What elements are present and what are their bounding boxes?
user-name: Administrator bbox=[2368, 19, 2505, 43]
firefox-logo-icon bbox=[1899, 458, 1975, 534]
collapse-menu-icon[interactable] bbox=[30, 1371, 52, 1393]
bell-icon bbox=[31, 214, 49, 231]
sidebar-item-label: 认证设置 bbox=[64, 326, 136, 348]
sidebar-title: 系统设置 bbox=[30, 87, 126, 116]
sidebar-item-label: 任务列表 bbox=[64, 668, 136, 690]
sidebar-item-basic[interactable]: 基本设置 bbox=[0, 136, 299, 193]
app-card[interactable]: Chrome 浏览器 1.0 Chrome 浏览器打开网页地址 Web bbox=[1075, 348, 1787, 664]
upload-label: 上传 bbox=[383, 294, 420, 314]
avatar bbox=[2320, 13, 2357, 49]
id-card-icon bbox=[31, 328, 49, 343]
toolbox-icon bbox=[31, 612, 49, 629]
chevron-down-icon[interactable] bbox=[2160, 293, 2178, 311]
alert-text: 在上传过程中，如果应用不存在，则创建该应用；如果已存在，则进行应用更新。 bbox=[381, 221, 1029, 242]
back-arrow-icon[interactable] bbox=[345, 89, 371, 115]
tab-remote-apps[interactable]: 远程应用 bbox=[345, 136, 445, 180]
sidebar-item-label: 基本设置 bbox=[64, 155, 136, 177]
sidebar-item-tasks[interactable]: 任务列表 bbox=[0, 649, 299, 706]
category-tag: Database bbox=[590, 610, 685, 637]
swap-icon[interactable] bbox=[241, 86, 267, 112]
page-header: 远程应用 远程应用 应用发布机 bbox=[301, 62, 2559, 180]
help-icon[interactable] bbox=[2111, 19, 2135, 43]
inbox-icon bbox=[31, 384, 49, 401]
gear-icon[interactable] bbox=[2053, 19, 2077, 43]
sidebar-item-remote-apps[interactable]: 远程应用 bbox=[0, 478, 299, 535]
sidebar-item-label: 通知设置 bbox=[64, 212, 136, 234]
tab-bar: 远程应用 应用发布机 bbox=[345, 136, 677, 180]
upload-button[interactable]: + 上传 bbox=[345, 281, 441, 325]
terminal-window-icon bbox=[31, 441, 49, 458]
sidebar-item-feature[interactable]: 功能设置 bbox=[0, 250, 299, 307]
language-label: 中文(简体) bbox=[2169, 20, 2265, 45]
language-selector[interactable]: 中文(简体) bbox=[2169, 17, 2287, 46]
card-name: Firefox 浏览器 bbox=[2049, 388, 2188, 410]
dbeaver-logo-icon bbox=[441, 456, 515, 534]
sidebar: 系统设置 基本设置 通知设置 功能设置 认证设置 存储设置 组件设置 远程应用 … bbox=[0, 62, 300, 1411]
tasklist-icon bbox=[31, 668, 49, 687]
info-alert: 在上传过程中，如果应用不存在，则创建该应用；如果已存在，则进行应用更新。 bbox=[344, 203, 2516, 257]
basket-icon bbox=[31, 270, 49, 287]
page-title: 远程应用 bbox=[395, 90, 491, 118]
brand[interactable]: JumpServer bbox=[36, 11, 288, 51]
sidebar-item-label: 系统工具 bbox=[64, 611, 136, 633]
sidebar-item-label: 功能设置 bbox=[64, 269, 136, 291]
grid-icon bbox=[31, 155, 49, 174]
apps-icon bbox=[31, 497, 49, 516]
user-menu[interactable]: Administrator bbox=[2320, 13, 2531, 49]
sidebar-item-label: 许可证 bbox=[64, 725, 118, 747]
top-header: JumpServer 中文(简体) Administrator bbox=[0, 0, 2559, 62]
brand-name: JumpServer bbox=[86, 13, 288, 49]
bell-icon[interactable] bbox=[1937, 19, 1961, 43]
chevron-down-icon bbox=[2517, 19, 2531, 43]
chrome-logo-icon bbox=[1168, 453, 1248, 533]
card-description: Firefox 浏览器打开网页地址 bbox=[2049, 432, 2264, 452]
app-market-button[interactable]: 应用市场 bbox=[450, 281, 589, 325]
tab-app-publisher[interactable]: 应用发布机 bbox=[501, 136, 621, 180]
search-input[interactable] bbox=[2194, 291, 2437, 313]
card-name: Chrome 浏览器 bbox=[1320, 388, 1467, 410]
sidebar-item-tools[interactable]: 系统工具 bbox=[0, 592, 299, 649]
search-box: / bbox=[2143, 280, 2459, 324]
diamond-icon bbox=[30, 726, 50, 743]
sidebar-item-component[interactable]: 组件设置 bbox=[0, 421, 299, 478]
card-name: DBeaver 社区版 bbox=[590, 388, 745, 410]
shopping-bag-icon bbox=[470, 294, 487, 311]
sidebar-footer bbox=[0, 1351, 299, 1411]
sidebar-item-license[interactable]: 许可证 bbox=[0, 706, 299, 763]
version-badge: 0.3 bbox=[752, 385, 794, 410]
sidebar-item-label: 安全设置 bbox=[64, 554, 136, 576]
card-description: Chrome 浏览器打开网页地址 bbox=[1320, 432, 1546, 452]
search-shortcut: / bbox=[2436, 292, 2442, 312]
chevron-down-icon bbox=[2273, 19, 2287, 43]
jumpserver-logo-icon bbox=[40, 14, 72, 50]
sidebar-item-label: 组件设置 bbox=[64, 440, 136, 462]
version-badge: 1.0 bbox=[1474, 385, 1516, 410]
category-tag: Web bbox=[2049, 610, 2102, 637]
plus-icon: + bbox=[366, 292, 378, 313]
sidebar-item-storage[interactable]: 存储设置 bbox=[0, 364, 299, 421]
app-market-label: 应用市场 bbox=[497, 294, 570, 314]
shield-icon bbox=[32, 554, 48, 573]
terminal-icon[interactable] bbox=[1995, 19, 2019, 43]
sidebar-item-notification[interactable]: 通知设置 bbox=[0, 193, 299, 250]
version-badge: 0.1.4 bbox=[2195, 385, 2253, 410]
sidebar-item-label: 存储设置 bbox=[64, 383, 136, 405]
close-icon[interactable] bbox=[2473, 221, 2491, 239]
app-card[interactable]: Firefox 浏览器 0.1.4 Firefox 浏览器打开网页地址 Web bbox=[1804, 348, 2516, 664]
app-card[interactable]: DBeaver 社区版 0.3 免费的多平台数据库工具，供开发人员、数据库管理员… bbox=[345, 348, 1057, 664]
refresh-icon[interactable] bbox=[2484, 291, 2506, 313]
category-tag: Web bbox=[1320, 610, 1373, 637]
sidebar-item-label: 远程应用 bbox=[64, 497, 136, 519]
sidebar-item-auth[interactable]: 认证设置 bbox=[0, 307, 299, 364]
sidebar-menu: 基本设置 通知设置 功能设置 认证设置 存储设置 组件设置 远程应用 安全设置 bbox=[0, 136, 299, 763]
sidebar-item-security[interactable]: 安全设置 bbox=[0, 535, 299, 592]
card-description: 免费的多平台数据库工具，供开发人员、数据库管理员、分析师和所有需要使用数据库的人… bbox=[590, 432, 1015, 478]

§ PROBLEM TO SOLVE: Extract every row above and reproduce each one verbatim, in the same order.

§ EXERCISE ANSWER:
What elements are present and what are their bounding boxes?
user-name: Administrator bbox=[2368, 19, 2505, 43]
firefox-logo-icon bbox=[1899, 458, 1975, 534]
collapse-menu-icon[interactable] bbox=[30, 1371, 52, 1393]
bell-icon bbox=[31, 214, 49, 231]
sidebar-item-label: 认证设置 bbox=[64, 326, 136, 348]
sidebar-title: 系统设置 bbox=[30, 87, 126, 116]
sidebar-item-label: 任务列表 bbox=[64, 668, 136, 690]
sidebar-item-basic[interactable]: 基本设置 bbox=[0, 136, 299, 193]
app-card[interactable]: Chrome 浏览器 1.0 Chrome 浏览器打开网页地址 Web bbox=[1075, 348, 1787, 664]
upload-label: 上传 bbox=[383, 294, 420, 314]
avatar bbox=[2320, 13, 2357, 49]
id-card-icon bbox=[31, 328, 49, 343]
toolbox-icon bbox=[31, 612, 49, 629]
chevron-down-icon[interactable] bbox=[2160, 293, 2178, 311]
alert-text: 在上传过程中，如果应用不存在，则创建该应用；如果已存在，则进行应用更新。 bbox=[381, 221, 1029, 242]
back-arrow-icon[interactable] bbox=[345, 89, 371, 115]
tab-remote-apps[interactable]: 远程应用 bbox=[345, 136, 445, 180]
sidebar-item-label: 基本设置 bbox=[64, 155, 136, 177]
sidebar-item-tasks[interactable]: 任务列表 bbox=[0, 649, 299, 706]
category-tag: Database bbox=[590, 610, 685, 637]
swap-icon[interactable] bbox=[241, 86, 267, 112]
page-header: 远程应用 远程应用 应用发布机 bbox=[301, 62, 2559, 180]
help-icon[interactable] bbox=[2111, 19, 2135, 43]
inbox-icon bbox=[31, 384, 49, 401]
gear-icon[interactable] bbox=[2053, 19, 2077, 43]
sidebar-item-remote-apps[interactable]: 远程应用 bbox=[0, 478, 299, 535]
sidebar-item-label: 通知设置 bbox=[64, 212, 136, 234]
tab-bar: 远程应用 应用发布机 bbox=[345, 136, 677, 180]
upload-button[interactable]: + 上传 bbox=[345, 281, 441, 325]
terminal-window-icon bbox=[31, 441, 49, 458]
sidebar-item-feature[interactable]: 功能设置 bbox=[0, 250, 299, 307]
language-label: 中文(简体) bbox=[2169, 20, 2265, 45]
language-selector[interactable]: 中文(简体) bbox=[2169, 17, 2287, 46]
card-name: Firefox 浏览器 bbox=[2049, 388, 2188, 410]
dbeaver-logo-icon bbox=[441, 456, 515, 534]
sidebar: 系统设置 基本设置 通知设置 功能设置 认证设置 存储设置 组件设置 远程应用 … bbox=[0, 62, 300, 1411]
tasklist-icon bbox=[31, 668, 49, 687]
info-alert: 在上传过程中，如果应用不存在，则创建该应用；如果已存在，则进行应用更新。 bbox=[344, 203, 2516, 257]
basket-icon bbox=[31, 270, 49, 287]
page-title: 远程应用 bbox=[395, 90, 491, 118]
brand[interactable]: JumpServer bbox=[36, 11, 288, 51]
sidebar-item-label: 系统工具 bbox=[64, 611, 136, 633]
sidebar-item-label: 功能设置 bbox=[64, 269, 136, 291]
grid-icon bbox=[31, 155, 49, 174]
apps-icon bbox=[31, 497, 49, 516]
user-menu[interactable]: Administrator bbox=[2320, 13, 2531, 49]
sidebar-item-label: 许可证 bbox=[64, 725, 118, 747]
top-header: JumpServer 中文(简体) Administrator bbox=[0, 0, 2559, 62]
brand-name: JumpServer bbox=[86, 13, 288, 49]
bell-icon[interactable] bbox=[1937, 19, 1961, 43]
chevron-down-icon bbox=[2517, 19, 2531, 43]
chrome-logo-icon bbox=[1168, 453, 1248, 533]
card-description: Firefox 浏览器打开网页地址 bbox=[2049, 432, 2264, 452]
app-market-button[interactable]: 应用市场 bbox=[450, 281, 589, 325]
tab-app-publisher[interactable]: 应用发布机 bbox=[501, 136, 621, 180]
search-input[interactable] bbox=[2194, 291, 2437, 313]
card-name: Chrome 浏览器 bbox=[1320, 388, 1467, 410]
sidebar-item-tools[interactable]: 系统工具 bbox=[0, 592, 299, 649]
search-box: / bbox=[2143, 280, 2459, 324]
diamond-icon bbox=[30, 726, 50, 743]
sidebar-item-component[interactable]: 组件设置 bbox=[0, 421, 299, 478]
card-name: DBeaver 社区版 bbox=[590, 388, 745, 410]
shopping-bag-icon bbox=[470, 294, 487, 311]
sidebar-footer bbox=[0, 1351, 299, 1411]
sidebar-item-license[interactable]: 许可证 bbox=[0, 706, 299, 763]
version-badge: 0.3 bbox=[752, 385, 794, 410]
sidebar-item-label: 安全设置 bbox=[64, 554, 136, 576]
card-description: Chrome 浏览器打开网页地址 bbox=[1320, 432, 1546, 452]
search-shortcut: / bbox=[2436, 292, 2442, 312]
chevron-down-icon bbox=[2273, 19, 2287, 43]
jumpserver-logo-icon bbox=[40, 14, 72, 50]
sidebar-item-label: 组件设置 bbox=[64, 440, 136, 462]
version-badge: 1.0 bbox=[1474, 385, 1516, 410]
category-tag: Web bbox=[2049, 610, 2102, 637]
plus-icon: + bbox=[366, 292, 378, 313]
sidebar-item-storage[interactable]: 存储设置 bbox=[0, 364, 299, 421]
app-market-label: 应用市场 bbox=[497, 294, 570, 314]
shield-icon bbox=[32, 554, 48, 573]
terminal-icon[interactable] bbox=[1995, 19, 2019, 43]
sidebar-item-notification[interactable]: 通知设置 bbox=[0, 193, 299, 250]
version-badge: 0.1.4 bbox=[2195, 385, 2253, 410]
sidebar-item-label: 存储设置 bbox=[64, 383, 136, 405]
close-icon[interactable] bbox=[2473, 221, 2491, 239]
app-card[interactable]: Firefox 浏览器 0.1.4 Firefox 浏览器打开网页地址 Web bbox=[1804, 348, 2516, 664]
app-card[interactable]: DBeaver 社区版 0.3 免费的多平台数据库工具，供开发人员、数据库管理员… bbox=[345, 348, 1057, 664]
refresh-icon[interactable] bbox=[2484, 291, 2506, 313]
category-tag: Web bbox=[1320, 610, 1373, 637]
sidebar-item-label: 远程应用 bbox=[64, 497, 136, 519]
sidebar-item-auth[interactable]: 认证设置 bbox=[0, 307, 299, 364]
sidebar-menu: 基本设置 通知设置 功能设置 认证设置 存储设置 组件设置 远程应用 安全设置 bbox=[0, 136, 299, 763]
sidebar-item-security[interactable]: 安全设置 bbox=[0, 535, 299, 592]
card-description: 免费的多平台数据库工具，供开发人员、数据库管理员、分析师和所有需要使用数据库的人… bbox=[590, 432, 1015, 478]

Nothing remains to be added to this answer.